| Task description |
Write out the complete material exactly as it stands.

(Extracted data entries)
___
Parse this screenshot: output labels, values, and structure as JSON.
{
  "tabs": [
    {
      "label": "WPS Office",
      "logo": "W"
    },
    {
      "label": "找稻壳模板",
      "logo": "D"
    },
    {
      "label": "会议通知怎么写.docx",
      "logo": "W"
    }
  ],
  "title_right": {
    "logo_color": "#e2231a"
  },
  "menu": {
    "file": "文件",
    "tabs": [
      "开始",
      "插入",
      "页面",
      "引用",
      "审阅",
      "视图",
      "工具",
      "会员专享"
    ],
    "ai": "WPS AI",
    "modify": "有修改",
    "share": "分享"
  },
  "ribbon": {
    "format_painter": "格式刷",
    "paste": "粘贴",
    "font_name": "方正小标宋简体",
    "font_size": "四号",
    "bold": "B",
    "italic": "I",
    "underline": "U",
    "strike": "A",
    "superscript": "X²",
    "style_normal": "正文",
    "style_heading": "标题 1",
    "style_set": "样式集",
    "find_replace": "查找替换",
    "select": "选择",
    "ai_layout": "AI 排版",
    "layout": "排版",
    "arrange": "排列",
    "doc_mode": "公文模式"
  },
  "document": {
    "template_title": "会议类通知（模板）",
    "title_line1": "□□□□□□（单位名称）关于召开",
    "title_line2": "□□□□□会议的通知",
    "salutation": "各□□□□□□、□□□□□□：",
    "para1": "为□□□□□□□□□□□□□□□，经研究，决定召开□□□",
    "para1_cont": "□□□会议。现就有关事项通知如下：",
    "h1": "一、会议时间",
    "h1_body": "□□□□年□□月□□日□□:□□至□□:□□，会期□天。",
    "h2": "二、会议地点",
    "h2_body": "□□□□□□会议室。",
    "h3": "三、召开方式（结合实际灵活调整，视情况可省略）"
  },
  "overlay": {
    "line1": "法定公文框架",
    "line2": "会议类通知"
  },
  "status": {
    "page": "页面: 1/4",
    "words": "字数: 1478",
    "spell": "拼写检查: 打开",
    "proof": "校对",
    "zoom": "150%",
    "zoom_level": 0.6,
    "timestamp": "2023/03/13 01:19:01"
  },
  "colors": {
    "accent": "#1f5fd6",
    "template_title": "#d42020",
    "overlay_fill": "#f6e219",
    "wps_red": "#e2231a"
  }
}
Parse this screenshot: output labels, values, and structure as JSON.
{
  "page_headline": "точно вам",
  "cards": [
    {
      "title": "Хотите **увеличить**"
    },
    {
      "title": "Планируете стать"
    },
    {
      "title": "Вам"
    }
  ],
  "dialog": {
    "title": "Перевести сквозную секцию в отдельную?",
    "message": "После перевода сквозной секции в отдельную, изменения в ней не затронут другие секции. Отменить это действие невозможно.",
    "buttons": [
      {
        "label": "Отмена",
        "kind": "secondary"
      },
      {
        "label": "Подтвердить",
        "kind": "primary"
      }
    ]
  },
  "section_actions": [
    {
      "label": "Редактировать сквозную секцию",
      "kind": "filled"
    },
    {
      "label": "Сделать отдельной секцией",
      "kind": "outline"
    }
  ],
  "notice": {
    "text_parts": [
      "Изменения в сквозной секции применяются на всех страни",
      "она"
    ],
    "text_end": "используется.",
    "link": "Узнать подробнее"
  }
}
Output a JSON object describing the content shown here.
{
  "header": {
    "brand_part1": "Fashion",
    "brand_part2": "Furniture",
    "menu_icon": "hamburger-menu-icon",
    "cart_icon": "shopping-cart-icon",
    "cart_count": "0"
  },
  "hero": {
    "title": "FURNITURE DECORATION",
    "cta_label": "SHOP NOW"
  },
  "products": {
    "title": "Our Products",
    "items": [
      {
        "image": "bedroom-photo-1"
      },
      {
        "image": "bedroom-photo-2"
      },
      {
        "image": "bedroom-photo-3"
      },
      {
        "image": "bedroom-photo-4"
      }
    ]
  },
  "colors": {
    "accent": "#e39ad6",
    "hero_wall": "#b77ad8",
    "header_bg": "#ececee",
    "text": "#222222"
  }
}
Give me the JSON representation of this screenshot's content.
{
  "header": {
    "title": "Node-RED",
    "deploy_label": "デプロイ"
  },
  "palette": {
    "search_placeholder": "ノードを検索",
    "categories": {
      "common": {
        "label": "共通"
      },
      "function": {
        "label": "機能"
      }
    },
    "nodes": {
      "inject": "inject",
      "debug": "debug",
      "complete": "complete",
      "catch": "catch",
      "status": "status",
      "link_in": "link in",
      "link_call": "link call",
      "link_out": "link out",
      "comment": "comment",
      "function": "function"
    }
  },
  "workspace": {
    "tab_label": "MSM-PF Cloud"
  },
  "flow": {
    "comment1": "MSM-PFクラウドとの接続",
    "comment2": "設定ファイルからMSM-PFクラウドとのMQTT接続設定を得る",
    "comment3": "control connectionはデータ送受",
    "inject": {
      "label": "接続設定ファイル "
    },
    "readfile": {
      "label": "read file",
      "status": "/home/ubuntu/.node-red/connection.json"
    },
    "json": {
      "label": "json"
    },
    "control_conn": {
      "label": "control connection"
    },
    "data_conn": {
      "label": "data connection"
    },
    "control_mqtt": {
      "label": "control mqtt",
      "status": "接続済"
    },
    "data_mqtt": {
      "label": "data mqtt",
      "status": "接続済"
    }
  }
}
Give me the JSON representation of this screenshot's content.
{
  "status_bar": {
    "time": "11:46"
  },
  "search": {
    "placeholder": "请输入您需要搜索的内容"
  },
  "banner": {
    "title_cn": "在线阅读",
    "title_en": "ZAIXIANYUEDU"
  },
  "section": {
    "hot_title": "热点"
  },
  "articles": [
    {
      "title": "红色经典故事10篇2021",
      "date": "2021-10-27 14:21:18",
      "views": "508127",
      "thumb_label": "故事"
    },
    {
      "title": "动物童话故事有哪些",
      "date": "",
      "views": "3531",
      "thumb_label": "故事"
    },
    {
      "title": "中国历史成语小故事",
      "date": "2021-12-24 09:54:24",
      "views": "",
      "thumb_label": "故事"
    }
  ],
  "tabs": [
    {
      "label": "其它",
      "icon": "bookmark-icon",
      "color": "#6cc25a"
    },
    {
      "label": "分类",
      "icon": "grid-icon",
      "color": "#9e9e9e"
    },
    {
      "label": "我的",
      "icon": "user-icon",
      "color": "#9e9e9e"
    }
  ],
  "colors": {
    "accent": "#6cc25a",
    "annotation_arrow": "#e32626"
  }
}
___
| Task response |
Parse this screenshot: output labels, values, and structure as JSON.
{
  "tabs": [
    {
      "label": "WPS Office",
      "logo": "W"
    },
    {
      "label": "找稻壳模板",
      "logo": "D"
    },
    {
      "label": "会议通知怎么写.docx",
      "logo": "W"
    }
  ],
  "title_right": {
    "logo_color": "#e2231a"
  },
  "menu": {
    "file": "文件",
    "tabs": [
      "开始",
      "插入",
      "页面",
      "引用",
      "审阅",
      "视图",
      "工具",
      "会员专享"
    ],
    "ai": "WPS AI",
    "modify": "有修改",
    "share": "分享"
  },
  "ribbon": {
    "format_painter": "格式刷",
    "paste": "粘贴",
    "font_name": "方正小标宋简体",
    "font_size": "四号",
    "bold": "B",
    "italic": "I",
    "underline": "U",
    "strike": "A",
    "superscript": "X²",
    "style_normal": "正文",
    "style_heading": "标题 1",
    "style_set": "样式集",
    "find_replace": "查找替换",
    "select": "选择",
    "ai_layout": "AI 排版",
    "layout": "排版",
    "arrange": "排列",
    "doc_mode": "公文模式"
  },
  "document": {
    "template_title": "会议类通知（模板）",
    "title_line1": "□□□□□□（单位名称）关于召开",
    "title_line2": "□□□□□会议的通知",
    "salutation": "各□□□□□□、□□□□□□：",
    "para1": "为□□□□□□□□□□□□□□□，经研究，决定召开□□□",
    "para1_cont": "□□□会议。现就有关事项通知如下：",
    "h1": "一、会议时间",
    "h1_body": "□□□□年□□月□□日□□:□□至□□:□□，会期□天。",
    "h2": "二、会议地点",
    "h2_body": "□□□□□□会议室。",
    "h3": "三、召开方式（结合实际灵活调整，视情况可省略）"
  },
  "overlay": {
    "line1": "法定公文框架",
    "line2": "会议类通知"
  },
  "status": {
    "page": "页面: 1/4",
    "words": "字数: 1478",
    "spell": "拼写检查: 打开",
    "proof": "校对",
    "zoom": "150%",
    "zoom_level": 0.6,
    "timestamp": "2023/03/13 01:19:01"
  },
  "colors": {
    "accent": "#1f5fd6",
    "template_title": "#d42020",
    "overlay_fill": "#f6e219",
    "wps_red": "#e2231a"
  }
}
Parse this screenshot: output labels, values, and structure as JSON.
{
  "page_headline": "точно вам",
  "cards": [
    {
      "title": "Хотите **увеличить**"
    },
    {
      "title": "Планируете стать"
    },
    {
      "title": "Вам"
    }
  ],
  "dialog": {
    "title": "Перевести сквозную секцию в отдельную?",
    "message": "После перевода сквозной секции в отдельную, изменения в ней не затронут другие секции. Отменить это действие невозможно.",
    "buttons": [
      {
        "label": "Отмена",
        "kind": "secondary"
      },
      {
        "label": "Подтвердить",
        "kind": "primary"
      }
    ]
  },
  "section_actions": [
    {
      "label": "Редактировать сквозную секцию",
      "kind": "filled"
    },
    {
      "label": "Сделать отдельной секцией",
      "kind": "outline"
    }
  ],
  "notice": {
    "text_parts": [
      "Изменения в сквозной секции применяются на всех страни",
      "она"
    ],
    "text_end": "используется.",
    "link": "Узнать подробнее"
  }
}
Output a JSON object describing the content shown here.
{
  "header": {
    "brand_part1": "Fashion",
    "brand_part2": "Furniture",
    "menu_icon": "hamburger-menu-icon",
    "cart_icon": "shopping-cart-icon",
    "cart_count": "0"
  },
  "hero": {
    "title": "FURNITURE DECORATION",
    "cta_label": "SHOP NOW"
  },
  "products": {
    "title": "Our Products",
    "items": [
      {
        "image": "bedroom-photo-1"
      },
      {
        "image": "bedroom-photo-2"
      },
      {
        "image": "bedroom-photo-3"
      },
      {
        "image": "bedroom-photo-4"
      }
    ]
  },
  "colors": {
    "accent": "#e39ad6",
    "hero_wall": "#b77ad8",
    "header_bg": "#ececee",
    "text": "#222222"
  }
}
Give me the JSON representation of this screenshot's content.
{
  "header": {
    "title": "Node-RED",
    "deploy_label": "デプロイ"
  },
  "palette": {
    "search_placeholder": "ノードを検索",
    "categories": {
      "common": {
        "label": "共通"
      },
      "function": {
        "label": "機能"
      }
    },
    "nodes": {
      "inject": "inject",
      "debug": "debug",
      "complete": "complete",
      "catch": "catch",
      "status": "status",
      "link_in": "link in",
      "link_call": "link call",
      "link_out": "link out",
      "comment": "comment",
      "function": "function"
    }
  },
  "workspace": {
    "tab_label": "MSM-PF Cloud"
  },
  "flow": {
    "comment1": "MSM-PFクラウドとの接続",
    "comment2": "設定ファイルからMSM-PFクラウドとのMQTT接続設定を得る",
    "comment3": "control connectionはデータ送受",
    "inject": {
      "label": "接続設定ファイル "
    },
    "readfile": {
      "label": "read file",
      "status": "/home/ubuntu/.node-red/connection.json"
    },
    "json": {
      "label": "json"
    },
    "control_conn": {
      "label": "control connection"
    },
    "data_conn": {
      "label": "data connection"
    },
    "control_mqtt": {
      "label": "control mqtt",
      "status": "接続済"
    },
    "data_mqtt": {
      "label": "data mqtt",
      "status": "接続済"
    }
  }
}
Give me the JSON representation of this screenshot's content.
{
  "status_bar": {
    "time": "11:46"
  },
  "search": {
    "placeholder": "请输入您需要搜索的内容"
  },
  "banner": {
    "title_cn": "在线阅读",
    "title_en": "ZAIXIANYUEDU"
  },
  "section": {
    "hot_title": "热点"
  },
  "articles": [
    {
      "title": "红色经典故事10篇2021",
      "date": "2021-10-27 14:21:18",
      "views": "508127",
      "thumb_label": "故事"
    },
    {
      "title": "动物童话故事有哪些",
      "date": "",
      "views": "3531",
      "thumb_label": "故事"
    },
    {
      "title": "中国历史成语小故事",
      "date": "2021-12-24 09:54:24",
      "views": "",
      "thumb_label": "故事"
    }
  ],
  "tabs": [
    {
      "label": "其它",
      "icon": "bookmark-icon",
      "color": "#6cc25a"
    },
    {
      "label": "分类",
      "icon": "grid-icon",
      "color": "#9e9e9e"
    },
    {
      "label": "我的",
      "icon": "user-icon",
      "color": "#9e9e9e"
    }
  ],
  "colors": {
    "accent": "#6cc25a",
    "annotation_arrow": "#e32626"
  }
}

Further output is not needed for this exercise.